Input for this task >>

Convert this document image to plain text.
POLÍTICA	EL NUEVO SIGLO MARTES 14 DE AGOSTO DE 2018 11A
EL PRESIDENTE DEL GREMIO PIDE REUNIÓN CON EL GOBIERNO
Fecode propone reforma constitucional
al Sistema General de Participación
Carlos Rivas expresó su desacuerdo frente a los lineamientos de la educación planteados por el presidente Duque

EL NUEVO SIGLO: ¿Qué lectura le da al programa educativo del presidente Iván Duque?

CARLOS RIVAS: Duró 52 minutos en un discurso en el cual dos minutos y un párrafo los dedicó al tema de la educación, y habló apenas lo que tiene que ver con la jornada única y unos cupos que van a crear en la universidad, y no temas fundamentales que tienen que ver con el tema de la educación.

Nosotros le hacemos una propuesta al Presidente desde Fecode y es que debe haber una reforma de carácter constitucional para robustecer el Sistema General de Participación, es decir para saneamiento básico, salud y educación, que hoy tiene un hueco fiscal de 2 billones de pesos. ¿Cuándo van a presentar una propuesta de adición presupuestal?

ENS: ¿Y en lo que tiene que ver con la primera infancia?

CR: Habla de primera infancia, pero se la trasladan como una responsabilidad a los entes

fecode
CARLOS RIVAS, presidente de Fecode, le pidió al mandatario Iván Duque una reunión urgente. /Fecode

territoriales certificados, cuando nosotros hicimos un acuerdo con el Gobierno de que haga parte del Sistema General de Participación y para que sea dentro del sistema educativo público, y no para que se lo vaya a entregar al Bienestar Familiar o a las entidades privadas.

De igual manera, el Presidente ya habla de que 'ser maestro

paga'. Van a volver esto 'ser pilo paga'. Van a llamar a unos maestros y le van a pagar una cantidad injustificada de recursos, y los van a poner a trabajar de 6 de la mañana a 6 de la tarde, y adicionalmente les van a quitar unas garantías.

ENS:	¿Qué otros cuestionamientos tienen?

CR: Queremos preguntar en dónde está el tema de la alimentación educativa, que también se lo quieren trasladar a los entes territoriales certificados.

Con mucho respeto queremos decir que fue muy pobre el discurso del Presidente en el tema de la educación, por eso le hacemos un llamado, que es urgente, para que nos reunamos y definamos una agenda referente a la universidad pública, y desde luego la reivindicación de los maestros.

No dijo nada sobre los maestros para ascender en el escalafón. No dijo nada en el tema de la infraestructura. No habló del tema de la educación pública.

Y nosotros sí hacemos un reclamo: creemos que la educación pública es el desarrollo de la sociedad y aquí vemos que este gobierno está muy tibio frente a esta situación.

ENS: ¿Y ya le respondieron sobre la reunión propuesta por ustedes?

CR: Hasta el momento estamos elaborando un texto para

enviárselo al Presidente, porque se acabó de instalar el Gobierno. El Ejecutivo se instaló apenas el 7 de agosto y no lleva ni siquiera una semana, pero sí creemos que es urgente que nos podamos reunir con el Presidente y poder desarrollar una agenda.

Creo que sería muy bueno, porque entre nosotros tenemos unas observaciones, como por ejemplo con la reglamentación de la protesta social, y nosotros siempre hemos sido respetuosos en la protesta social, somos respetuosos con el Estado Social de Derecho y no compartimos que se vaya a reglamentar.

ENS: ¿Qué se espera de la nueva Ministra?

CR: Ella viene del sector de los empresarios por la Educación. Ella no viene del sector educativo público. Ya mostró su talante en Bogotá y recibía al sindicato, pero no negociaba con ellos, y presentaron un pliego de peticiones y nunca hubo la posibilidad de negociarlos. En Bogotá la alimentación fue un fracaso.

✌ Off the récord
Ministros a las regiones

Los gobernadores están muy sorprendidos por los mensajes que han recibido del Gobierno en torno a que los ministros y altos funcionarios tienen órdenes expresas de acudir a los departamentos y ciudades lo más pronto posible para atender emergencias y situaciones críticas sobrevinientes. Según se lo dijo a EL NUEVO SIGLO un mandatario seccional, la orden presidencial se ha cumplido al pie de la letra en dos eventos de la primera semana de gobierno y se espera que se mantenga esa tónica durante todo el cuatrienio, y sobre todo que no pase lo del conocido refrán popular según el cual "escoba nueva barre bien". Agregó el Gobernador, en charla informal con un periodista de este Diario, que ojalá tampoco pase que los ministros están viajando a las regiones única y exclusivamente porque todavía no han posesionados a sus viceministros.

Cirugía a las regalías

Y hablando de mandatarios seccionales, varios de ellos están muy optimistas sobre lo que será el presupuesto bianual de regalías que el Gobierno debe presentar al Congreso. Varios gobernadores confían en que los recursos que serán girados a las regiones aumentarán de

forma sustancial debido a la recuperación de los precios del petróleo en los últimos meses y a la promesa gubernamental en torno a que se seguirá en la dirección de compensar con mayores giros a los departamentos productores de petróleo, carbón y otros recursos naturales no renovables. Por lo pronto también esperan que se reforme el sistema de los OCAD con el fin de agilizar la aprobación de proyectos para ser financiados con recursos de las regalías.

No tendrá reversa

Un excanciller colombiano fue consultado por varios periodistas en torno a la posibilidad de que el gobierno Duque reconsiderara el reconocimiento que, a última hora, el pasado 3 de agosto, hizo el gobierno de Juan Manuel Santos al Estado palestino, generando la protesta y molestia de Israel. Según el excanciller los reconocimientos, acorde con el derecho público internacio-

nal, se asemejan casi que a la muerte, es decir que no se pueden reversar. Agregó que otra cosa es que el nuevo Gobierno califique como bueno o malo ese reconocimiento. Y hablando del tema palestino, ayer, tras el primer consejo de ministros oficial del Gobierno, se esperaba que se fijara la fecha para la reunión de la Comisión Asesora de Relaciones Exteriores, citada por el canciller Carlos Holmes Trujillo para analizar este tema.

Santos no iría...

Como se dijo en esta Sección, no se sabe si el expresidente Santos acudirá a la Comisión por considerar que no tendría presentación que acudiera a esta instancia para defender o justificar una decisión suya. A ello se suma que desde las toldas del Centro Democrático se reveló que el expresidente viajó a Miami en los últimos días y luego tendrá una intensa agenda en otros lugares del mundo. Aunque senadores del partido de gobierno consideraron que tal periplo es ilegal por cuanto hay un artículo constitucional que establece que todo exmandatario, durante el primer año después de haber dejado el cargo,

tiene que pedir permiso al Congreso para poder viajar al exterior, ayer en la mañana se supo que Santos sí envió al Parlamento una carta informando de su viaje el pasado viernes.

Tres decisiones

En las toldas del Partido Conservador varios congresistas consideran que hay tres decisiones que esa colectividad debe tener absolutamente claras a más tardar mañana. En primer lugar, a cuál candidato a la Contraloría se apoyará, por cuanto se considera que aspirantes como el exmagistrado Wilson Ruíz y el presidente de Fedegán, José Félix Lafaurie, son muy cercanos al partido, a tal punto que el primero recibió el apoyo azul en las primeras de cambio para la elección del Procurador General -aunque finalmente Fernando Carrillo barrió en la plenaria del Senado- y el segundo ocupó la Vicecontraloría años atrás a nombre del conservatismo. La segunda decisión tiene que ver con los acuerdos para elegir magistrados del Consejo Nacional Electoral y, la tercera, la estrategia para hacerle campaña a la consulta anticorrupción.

==

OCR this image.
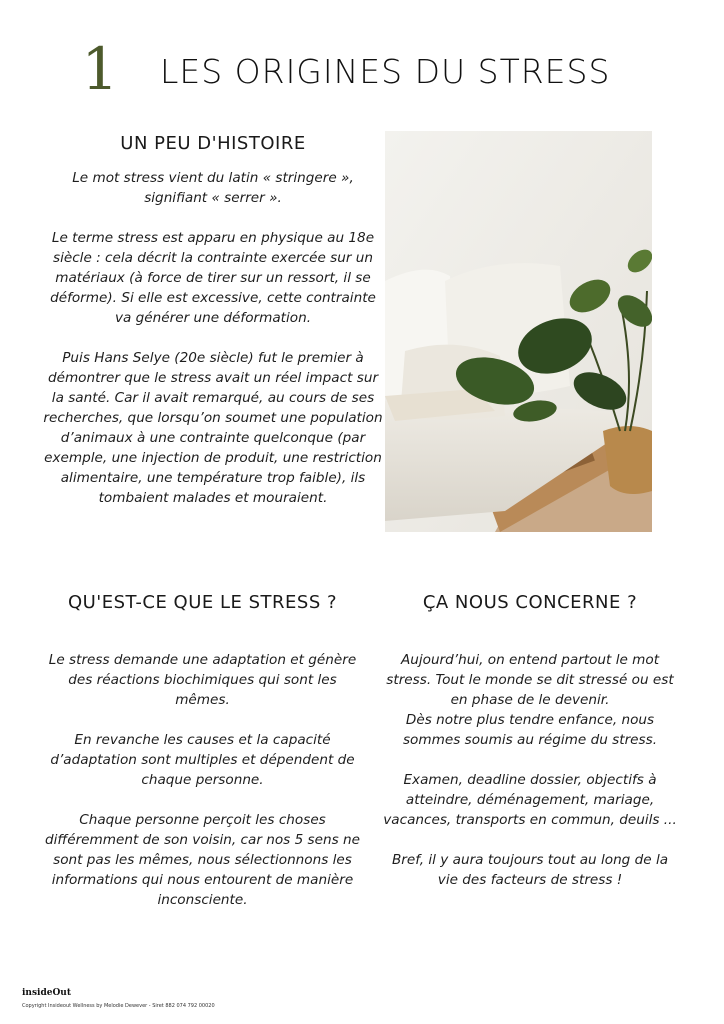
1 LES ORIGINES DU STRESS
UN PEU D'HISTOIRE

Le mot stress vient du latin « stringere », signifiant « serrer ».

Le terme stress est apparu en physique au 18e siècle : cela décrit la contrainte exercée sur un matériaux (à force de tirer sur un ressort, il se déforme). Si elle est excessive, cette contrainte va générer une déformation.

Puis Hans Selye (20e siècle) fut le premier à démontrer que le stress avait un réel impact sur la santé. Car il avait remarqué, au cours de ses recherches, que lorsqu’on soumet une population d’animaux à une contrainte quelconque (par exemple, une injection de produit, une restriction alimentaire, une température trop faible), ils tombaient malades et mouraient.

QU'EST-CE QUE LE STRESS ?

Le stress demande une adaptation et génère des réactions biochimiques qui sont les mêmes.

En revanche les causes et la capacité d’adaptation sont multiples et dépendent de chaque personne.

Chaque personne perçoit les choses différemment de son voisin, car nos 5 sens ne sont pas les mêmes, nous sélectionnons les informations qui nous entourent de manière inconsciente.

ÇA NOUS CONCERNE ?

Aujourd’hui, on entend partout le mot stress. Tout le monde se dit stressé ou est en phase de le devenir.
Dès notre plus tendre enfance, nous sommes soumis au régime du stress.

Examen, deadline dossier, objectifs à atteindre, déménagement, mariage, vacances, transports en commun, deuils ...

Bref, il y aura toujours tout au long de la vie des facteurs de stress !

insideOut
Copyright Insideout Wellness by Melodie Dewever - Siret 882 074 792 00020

==

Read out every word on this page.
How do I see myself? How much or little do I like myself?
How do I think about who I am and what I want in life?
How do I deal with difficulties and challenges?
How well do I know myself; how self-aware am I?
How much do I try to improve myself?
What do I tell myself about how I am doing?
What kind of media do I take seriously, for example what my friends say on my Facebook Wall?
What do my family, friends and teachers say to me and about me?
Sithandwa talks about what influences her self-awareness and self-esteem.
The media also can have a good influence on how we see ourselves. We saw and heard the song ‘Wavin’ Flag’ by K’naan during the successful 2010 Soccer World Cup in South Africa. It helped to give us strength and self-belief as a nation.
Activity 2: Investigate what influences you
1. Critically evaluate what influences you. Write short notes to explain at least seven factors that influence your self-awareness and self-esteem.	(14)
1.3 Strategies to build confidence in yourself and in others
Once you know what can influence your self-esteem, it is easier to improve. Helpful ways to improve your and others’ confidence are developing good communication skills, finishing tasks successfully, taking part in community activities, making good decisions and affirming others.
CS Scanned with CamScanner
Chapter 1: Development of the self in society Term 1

What you should do >>
Go through the lines above. Select every one that has the string "media".

Result >>
What kind of media do I take seriously, for example what my friends say on my Facebook Wall?
The media also can have a good influence on how we see ourselves. We saw and heard the song ‘Wavin’ Flag’ by K’naan during the successful 2010 Soccer World Cup in South Africa. It helped to give us strength and self-belief as a nation.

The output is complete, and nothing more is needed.